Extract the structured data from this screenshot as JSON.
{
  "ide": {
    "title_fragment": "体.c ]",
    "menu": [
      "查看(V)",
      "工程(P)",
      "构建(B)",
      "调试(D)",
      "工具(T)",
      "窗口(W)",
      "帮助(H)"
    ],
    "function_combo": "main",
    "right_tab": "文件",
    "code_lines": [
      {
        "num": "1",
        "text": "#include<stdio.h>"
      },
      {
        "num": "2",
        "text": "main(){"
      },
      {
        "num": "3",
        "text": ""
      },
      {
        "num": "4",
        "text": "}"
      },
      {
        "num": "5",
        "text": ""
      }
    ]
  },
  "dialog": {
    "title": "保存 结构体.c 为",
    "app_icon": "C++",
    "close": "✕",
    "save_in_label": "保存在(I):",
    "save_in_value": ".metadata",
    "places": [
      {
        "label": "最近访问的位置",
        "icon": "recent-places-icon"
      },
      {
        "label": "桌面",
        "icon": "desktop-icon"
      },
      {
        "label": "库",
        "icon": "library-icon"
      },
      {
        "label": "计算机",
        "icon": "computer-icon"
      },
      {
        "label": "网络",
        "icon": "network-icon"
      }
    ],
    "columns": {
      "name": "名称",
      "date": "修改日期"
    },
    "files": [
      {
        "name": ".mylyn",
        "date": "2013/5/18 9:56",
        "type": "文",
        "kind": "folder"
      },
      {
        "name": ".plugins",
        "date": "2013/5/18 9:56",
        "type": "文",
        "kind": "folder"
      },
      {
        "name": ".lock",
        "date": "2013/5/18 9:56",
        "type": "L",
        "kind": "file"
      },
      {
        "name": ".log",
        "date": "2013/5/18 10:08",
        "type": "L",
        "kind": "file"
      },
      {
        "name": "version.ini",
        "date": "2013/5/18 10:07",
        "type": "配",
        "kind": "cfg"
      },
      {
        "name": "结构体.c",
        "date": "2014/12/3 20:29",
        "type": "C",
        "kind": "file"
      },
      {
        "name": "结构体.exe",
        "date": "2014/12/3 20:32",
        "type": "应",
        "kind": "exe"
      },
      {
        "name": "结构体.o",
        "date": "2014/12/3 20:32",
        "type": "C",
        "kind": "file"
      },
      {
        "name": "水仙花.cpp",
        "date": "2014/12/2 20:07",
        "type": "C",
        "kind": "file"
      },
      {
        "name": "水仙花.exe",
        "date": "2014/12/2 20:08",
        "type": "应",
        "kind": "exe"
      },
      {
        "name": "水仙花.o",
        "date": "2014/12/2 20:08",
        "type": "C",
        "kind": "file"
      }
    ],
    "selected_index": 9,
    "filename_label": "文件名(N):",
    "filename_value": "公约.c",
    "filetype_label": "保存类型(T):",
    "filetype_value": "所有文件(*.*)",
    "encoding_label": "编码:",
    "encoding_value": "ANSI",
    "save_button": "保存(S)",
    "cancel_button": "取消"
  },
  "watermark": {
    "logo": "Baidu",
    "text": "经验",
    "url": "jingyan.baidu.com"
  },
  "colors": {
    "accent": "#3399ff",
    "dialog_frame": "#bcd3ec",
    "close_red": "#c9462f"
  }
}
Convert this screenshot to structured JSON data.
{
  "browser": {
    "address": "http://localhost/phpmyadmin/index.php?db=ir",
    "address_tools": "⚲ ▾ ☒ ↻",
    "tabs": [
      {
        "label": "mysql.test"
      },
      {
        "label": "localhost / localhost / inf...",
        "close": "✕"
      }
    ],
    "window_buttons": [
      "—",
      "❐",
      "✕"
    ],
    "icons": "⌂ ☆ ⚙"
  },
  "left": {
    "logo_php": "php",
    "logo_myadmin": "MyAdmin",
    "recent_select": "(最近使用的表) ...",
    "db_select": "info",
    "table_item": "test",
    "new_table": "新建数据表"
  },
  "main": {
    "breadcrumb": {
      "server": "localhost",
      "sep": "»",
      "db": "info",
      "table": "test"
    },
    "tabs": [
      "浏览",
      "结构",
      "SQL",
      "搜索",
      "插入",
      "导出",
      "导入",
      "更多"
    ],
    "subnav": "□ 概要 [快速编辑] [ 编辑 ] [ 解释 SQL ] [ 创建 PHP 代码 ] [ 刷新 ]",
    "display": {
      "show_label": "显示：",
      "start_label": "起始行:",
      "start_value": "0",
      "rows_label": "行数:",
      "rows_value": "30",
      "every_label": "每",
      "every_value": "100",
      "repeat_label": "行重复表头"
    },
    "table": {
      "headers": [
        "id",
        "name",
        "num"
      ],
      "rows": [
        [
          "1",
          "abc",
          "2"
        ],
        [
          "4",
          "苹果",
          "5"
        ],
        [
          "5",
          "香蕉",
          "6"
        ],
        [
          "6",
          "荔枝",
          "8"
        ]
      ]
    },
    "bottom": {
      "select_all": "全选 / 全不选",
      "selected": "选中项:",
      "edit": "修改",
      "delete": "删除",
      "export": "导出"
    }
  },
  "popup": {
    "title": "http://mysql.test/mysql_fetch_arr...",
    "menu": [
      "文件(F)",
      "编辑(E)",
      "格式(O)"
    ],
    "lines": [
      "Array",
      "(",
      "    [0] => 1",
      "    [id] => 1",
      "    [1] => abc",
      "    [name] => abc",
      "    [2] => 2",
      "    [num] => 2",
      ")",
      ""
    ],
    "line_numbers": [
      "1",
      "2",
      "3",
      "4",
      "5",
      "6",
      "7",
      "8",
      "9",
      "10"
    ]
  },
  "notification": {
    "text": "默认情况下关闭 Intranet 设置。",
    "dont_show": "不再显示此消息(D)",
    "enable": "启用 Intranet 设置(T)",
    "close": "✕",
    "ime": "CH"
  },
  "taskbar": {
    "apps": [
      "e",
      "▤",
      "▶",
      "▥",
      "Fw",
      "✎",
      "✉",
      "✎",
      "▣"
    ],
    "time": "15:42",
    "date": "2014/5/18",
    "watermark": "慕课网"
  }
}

== GIVEN REQUEST ==
Locate all lines in the listing above with the word "text". Copy them.

== SOLUTION TO THIS EXERCISE ==
        "text": "#include<stdio.h>"
        "text": "main(){"
        "text": ""
        "text": "}"
        "text": ""
    "text": "经验",
    "text": "默认情况下关闭 Intranet 设置。",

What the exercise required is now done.